▶ _Task instructions_
Could you reproduce the Cold War course page below word for word, from start to finish?

[Provided text Boundary: Start]

The Cold War | Teacher Symposium

The Cold War

The US, the USSR, and the World, 1942 to 2022

This course examines turning points in the Cold War and considers the domestic consequences for the peoples of the two superpowers and the developing world of this era.

 

Lead Scholar: Timothy Naftali
Master Teacher: Jermain Corbin

 

Image: Warren K. Leffler or Thomas J. O’Halloran photograph of an anti-Vietnam war demonstration in front of the White House in support of singer Eartha Kitt, January 19, 1968 (US News & World Report Magazine Photograph Collection, Library of Congress)

A photograph of anti-Vietnam War demonstrators carrying signs, "No more...Stop the war!", "Eartha Kitt speaks for the women of America", and "Stop the draft", picketing in front of the White House.

[Provided text Boundary: End]
[Dataset content Boundary: Start]

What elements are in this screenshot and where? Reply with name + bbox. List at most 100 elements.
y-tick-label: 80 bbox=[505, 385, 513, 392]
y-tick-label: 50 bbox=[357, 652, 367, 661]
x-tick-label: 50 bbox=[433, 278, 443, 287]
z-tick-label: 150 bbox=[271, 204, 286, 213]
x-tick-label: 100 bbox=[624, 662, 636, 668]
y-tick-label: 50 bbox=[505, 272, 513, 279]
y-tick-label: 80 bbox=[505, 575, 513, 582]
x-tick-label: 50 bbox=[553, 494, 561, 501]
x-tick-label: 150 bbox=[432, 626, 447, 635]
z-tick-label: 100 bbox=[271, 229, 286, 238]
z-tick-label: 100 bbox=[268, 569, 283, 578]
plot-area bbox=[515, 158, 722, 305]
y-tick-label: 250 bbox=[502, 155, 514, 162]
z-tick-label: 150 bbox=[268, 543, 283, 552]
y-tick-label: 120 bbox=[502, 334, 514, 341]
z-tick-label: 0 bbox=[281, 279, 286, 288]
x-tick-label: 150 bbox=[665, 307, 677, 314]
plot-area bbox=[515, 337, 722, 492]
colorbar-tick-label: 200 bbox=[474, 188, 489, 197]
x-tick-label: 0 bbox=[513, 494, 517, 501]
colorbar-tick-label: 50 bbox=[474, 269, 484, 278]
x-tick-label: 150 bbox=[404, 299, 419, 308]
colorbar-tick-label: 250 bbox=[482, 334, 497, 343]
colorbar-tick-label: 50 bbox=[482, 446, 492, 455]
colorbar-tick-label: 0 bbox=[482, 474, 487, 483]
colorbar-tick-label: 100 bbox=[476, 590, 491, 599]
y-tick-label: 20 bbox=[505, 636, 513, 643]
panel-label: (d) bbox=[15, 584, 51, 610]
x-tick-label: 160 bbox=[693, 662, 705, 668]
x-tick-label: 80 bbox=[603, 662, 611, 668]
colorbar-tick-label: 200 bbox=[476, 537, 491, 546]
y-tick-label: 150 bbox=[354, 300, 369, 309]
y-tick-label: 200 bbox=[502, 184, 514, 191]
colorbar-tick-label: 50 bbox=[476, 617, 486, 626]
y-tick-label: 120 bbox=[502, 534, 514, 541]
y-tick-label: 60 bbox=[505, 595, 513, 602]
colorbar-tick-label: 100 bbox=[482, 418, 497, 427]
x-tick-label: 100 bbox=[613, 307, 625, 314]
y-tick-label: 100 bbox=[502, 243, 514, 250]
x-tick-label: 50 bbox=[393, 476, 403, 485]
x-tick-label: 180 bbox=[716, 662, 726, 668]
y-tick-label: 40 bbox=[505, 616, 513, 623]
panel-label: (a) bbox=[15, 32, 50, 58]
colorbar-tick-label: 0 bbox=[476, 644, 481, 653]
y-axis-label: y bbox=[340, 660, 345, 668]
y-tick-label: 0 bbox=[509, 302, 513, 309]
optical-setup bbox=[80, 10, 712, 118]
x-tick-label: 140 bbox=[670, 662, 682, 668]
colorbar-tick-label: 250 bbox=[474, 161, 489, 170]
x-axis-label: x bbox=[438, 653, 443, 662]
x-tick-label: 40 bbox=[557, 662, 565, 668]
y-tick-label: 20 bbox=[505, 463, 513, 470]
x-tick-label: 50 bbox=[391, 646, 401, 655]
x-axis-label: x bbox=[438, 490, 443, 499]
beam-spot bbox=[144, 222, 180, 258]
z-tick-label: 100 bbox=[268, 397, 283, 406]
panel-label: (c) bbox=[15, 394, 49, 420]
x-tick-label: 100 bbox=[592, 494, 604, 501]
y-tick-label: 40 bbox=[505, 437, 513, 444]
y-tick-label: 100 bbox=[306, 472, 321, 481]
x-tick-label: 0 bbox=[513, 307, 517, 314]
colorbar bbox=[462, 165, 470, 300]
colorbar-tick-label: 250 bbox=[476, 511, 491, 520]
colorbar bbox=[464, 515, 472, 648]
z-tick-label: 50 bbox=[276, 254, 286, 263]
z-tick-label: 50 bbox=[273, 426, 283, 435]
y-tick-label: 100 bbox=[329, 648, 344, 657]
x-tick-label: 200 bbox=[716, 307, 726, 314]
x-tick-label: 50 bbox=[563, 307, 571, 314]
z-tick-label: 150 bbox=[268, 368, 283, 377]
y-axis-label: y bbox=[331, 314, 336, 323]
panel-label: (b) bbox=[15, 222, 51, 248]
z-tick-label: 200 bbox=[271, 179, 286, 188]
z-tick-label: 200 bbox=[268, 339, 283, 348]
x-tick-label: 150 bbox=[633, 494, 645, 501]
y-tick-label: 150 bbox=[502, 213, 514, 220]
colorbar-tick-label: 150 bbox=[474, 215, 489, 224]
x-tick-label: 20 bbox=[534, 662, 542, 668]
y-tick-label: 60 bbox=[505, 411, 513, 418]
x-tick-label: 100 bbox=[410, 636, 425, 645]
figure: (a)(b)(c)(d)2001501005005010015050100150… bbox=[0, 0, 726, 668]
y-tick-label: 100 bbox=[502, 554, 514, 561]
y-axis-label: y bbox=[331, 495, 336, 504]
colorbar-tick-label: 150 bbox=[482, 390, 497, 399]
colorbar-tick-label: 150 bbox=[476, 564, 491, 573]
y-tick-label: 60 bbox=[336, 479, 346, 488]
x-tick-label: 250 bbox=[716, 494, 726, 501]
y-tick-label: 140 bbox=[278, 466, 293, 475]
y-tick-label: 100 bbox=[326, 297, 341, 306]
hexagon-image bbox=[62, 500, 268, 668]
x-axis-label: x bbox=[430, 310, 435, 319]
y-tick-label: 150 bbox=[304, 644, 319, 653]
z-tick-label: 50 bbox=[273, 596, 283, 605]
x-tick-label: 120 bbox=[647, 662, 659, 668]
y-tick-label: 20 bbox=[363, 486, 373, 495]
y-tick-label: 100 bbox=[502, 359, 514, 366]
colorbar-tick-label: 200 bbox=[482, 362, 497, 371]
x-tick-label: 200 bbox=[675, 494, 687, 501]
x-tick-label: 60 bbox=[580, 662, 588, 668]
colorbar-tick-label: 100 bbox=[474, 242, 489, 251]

[Dataset content Boundary: End]

▶ _Your response_
The Cold War | Teacher Symposium

The Cold War

The US, the USSR, and the World, 1942 to 2022

This course examines turning points in the Cold War and considers the domestic consequences for the peoples of the two superpowers and the developing world of this era.

 

Lead Scholar: Timothy Naftali
Master Teacher: Jermain Corbin

 

Image: Warren K. Leffler or Thomas J. O’Halloran photograph of an anti-Vietnam war demonstration in front of the White House in support of singer Eartha Kitt, January 19, 1968 (US News & World Report Magazine Photograph Collection, Library of Congress)

A photograph of anti-Vietnam War demonstrators carrying signs, "No more...Stop the war!", "Eartha Kitt speaks for the women of America", and "Stop the draft", picketing in front of the White House.